(Dataset records on visual material)

^^^^^^^^

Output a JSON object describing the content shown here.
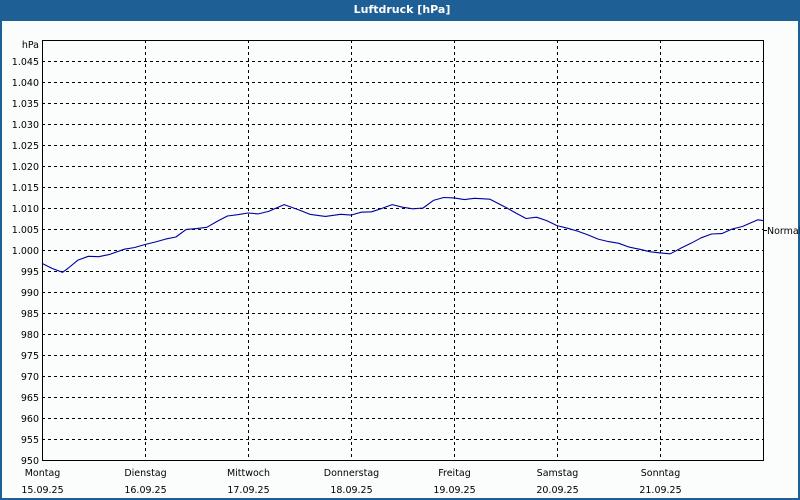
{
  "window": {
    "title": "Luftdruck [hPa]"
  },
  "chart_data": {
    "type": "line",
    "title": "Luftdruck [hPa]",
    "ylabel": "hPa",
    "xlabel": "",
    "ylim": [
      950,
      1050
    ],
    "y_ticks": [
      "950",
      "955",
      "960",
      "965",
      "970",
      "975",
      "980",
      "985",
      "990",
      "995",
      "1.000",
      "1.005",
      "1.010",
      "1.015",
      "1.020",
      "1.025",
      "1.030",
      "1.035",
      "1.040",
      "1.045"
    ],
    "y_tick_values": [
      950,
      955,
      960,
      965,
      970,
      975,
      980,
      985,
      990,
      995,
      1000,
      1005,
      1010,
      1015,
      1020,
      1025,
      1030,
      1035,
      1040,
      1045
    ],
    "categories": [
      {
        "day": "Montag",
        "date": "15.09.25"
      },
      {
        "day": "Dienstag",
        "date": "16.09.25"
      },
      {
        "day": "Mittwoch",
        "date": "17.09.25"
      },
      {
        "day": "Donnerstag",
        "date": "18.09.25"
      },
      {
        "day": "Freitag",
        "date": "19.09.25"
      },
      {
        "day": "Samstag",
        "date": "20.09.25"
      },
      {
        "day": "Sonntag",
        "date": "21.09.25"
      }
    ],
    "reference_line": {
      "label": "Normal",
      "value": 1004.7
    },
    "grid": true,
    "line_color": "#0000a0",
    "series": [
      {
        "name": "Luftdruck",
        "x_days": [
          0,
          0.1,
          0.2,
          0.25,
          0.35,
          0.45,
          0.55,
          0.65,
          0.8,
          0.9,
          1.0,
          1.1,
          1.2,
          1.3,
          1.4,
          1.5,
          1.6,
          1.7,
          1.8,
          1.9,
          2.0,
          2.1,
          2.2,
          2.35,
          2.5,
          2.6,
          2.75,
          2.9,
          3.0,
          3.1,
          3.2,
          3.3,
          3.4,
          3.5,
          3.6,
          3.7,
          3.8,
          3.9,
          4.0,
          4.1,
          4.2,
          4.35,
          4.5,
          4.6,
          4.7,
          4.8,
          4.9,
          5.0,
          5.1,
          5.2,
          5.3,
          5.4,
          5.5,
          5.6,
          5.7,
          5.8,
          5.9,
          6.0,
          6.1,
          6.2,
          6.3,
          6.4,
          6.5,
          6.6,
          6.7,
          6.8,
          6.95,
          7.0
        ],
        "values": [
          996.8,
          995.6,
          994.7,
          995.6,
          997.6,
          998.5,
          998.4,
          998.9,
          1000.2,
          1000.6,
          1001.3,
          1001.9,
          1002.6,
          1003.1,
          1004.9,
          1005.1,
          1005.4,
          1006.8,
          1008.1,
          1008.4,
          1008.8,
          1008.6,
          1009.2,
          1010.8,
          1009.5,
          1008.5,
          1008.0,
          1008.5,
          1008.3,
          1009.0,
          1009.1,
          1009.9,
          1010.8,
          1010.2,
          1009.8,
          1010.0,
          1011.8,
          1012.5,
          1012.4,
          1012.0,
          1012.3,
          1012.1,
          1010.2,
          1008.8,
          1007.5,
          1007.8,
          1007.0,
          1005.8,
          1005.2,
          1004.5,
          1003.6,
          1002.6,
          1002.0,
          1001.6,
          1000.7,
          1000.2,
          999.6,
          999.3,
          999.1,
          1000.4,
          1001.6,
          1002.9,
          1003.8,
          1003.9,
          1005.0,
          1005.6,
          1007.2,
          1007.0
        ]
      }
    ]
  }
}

^^^^^^^^

_PROBLEM DESCRIPTION_: Extract each line holding the string "title".

_TASK SOLUTION_:
    "title": "Luftdruck [hPa]"
    "title": "Luftdruck [hPa]",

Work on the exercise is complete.